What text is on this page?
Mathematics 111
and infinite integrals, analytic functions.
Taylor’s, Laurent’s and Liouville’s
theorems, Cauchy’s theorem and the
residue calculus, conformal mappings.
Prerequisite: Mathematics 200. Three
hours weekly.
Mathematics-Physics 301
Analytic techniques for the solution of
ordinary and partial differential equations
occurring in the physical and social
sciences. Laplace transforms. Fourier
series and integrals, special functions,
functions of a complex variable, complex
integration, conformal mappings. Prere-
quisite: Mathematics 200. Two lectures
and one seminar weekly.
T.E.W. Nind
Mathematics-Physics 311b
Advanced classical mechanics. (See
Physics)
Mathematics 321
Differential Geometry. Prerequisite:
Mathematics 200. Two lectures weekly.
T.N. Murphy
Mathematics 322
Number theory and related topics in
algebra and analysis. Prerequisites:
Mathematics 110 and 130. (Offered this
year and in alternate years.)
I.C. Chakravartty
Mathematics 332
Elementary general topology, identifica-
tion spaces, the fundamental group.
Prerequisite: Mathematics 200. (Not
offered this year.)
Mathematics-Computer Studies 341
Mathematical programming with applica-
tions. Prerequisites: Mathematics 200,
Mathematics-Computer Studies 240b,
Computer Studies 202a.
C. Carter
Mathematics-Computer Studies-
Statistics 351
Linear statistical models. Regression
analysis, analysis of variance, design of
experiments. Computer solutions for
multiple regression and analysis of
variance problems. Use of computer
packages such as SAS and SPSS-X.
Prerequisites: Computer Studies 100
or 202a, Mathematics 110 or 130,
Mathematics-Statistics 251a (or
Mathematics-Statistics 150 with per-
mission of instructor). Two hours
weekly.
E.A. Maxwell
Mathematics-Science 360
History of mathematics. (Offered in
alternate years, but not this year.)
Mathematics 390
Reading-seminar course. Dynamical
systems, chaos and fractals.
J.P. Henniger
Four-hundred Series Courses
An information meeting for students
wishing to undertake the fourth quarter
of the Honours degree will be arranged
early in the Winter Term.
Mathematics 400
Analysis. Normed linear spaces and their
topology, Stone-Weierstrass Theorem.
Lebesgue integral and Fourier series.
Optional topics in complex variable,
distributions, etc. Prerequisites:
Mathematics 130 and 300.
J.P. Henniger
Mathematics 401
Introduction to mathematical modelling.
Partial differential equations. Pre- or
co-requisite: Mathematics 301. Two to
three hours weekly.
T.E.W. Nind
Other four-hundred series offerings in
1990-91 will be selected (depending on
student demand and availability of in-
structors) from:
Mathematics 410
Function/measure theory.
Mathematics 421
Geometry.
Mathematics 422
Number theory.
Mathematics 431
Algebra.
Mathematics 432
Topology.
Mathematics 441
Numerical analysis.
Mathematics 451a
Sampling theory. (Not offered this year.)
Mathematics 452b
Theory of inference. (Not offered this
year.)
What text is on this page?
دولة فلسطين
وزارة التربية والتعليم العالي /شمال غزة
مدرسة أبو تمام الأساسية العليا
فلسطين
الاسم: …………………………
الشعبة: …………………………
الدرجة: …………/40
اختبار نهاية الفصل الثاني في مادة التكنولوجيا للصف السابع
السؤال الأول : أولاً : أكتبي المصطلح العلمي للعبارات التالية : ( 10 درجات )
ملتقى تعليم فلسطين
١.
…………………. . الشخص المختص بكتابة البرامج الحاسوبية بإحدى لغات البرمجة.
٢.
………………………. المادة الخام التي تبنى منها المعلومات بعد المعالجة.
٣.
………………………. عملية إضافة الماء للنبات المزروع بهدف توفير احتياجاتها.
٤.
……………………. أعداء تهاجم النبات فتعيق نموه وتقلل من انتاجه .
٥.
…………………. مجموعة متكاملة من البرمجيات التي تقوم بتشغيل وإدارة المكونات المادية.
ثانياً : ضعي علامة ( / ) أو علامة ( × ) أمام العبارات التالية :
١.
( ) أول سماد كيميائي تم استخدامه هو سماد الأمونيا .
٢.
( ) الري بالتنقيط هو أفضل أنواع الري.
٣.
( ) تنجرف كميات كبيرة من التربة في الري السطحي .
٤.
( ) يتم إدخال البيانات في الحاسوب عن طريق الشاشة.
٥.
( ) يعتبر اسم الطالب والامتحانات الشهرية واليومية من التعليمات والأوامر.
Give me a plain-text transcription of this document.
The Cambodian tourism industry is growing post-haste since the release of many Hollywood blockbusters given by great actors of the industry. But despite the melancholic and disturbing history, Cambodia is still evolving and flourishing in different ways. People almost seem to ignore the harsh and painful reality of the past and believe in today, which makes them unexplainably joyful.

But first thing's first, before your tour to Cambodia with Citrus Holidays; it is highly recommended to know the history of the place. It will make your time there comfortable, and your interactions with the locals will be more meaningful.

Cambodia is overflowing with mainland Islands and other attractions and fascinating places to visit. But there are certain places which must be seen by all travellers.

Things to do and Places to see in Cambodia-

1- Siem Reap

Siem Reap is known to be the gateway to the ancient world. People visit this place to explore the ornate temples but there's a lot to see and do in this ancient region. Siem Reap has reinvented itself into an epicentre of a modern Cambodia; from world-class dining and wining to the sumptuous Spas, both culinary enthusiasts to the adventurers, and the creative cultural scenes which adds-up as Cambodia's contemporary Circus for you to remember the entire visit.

_ _ _ _

- PROBLEM DETAILS -
Take every line that includes the string "Statistics" and copy it.

- TASK RESULT -
Statistics 351
Mathematics-Statistics 251a (or
Mathematics-Statistics 150 with per-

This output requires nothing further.